Short exercise: Keep only the lines that hold the string "label", filtering out the rest of the entries below.

Provided data start

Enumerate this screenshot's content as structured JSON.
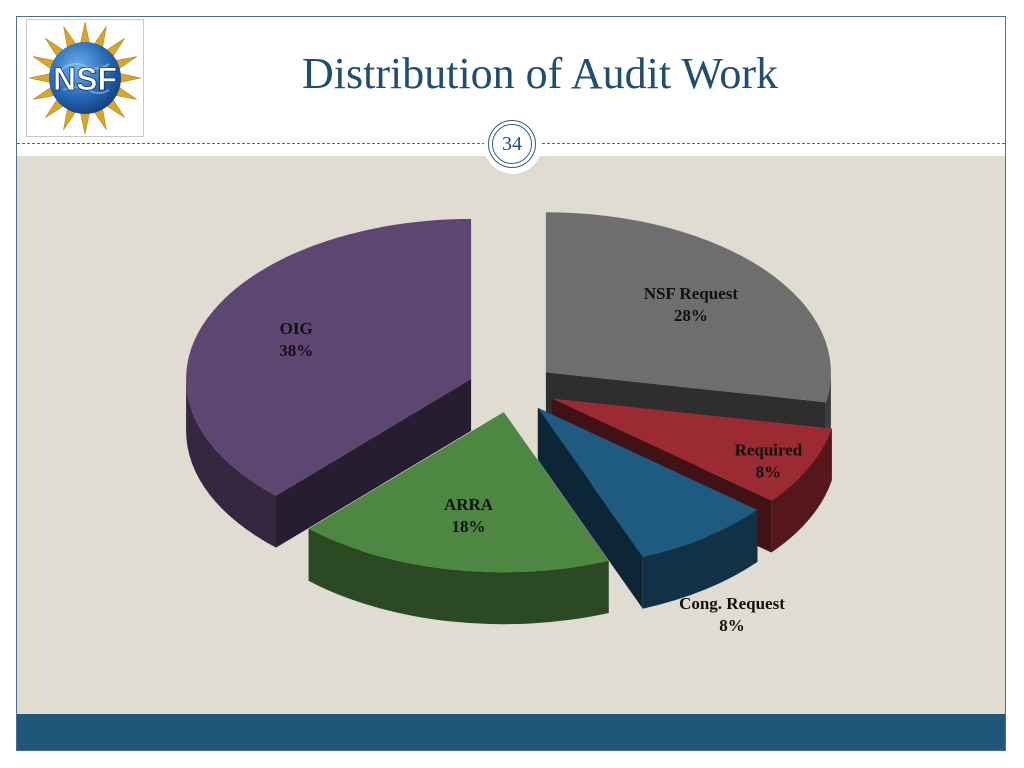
{
  "slide": {
    "title": "Distribution of Audit Work",
    "page_number": "34",
    "logo_text": "NSF"
  },
  "chart_data": {
    "type": "pie",
    "title": "",
    "style": "3d-exploded",
    "slices": [
      {
        "name": "NSF Request",
        "value": 28,
        "label": "28%",
        "color": "#6e6e6e"
      },
      {
        "name": "Required",
        "value": 8,
        "label": "8%",
        "color": "#9b2a33"
      },
      {
        "name": "Cong. Request",
        "value": 8,
        "label": "8%",
        "color": "#1f5a80"
      },
      {
        "name": "ARRA",
        "value": 18,
        "label": "18%",
        "color": "#4e8741"
      },
      {
        "name": "OIG",
        "value": 38,
        "label": "38%",
        "color": "#5e4673"
      }
    ],
    "legend": "none"
  }
}
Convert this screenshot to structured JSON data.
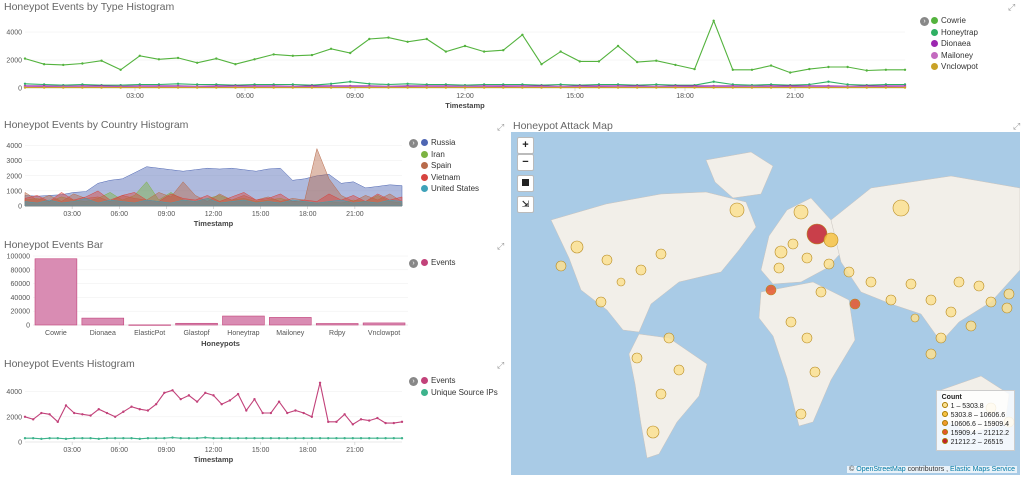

Provided data end

Exercise response:
        "label": "28%",
        "label": "8%",
        "label": "8%",
        "label": "18%",
        "label": "38%",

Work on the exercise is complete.